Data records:
= = = = =
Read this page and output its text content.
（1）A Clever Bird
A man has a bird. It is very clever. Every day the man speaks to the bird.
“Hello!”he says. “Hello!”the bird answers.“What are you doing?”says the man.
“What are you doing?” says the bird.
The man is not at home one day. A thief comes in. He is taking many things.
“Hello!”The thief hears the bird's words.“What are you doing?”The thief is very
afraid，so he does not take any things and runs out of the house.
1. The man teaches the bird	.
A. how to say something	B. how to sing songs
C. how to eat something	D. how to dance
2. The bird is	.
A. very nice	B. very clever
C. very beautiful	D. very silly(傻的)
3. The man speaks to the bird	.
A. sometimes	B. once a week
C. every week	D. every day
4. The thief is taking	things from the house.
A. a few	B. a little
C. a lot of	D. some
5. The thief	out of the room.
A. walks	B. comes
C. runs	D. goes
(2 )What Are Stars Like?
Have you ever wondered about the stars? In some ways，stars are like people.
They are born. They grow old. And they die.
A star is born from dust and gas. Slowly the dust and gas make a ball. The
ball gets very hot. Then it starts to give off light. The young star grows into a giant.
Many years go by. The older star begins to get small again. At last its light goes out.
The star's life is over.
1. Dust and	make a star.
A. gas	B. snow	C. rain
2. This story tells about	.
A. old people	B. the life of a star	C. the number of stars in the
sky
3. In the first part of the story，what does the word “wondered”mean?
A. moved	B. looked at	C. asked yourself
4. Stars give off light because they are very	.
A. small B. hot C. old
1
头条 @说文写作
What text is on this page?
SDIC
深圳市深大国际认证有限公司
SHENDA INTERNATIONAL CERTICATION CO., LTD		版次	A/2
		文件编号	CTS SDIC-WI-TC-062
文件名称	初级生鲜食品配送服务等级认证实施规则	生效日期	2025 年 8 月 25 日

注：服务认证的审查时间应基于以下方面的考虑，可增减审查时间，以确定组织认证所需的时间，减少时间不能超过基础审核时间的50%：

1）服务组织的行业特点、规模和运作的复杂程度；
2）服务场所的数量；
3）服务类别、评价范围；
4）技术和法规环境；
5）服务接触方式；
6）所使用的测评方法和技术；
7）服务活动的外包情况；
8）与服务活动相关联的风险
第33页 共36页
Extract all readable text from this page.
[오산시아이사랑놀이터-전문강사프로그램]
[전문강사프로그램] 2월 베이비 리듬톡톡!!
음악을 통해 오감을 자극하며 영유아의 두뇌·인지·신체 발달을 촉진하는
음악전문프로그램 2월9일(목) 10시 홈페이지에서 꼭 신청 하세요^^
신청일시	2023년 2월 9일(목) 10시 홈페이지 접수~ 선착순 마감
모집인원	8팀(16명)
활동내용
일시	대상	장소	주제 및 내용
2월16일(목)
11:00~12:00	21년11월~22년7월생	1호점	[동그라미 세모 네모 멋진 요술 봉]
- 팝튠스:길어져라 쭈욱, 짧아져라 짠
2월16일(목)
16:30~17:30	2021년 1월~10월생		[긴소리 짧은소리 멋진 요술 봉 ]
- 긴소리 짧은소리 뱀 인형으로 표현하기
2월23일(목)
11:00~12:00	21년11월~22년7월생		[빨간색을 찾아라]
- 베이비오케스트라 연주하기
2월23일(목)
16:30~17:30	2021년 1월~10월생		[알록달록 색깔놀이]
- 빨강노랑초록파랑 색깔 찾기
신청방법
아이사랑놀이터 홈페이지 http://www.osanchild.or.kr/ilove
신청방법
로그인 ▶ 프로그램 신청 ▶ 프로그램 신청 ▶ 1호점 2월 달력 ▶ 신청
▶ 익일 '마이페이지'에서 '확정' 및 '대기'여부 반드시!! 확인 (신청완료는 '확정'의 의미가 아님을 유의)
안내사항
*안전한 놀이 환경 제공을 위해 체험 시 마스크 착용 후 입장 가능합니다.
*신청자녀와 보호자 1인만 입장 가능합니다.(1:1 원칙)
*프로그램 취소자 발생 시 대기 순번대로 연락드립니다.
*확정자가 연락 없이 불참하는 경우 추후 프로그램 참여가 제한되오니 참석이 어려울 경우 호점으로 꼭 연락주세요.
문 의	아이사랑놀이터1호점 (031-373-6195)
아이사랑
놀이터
= = = = =
**WHAT THE TASK REQUIRES:** Out of the material above, select every line that holds the string "goes".

**RESPONSE TO THE EXERCISE:**
C. runs	D. goes
Many years go by. The older star begins to get small again. At last its light goes out.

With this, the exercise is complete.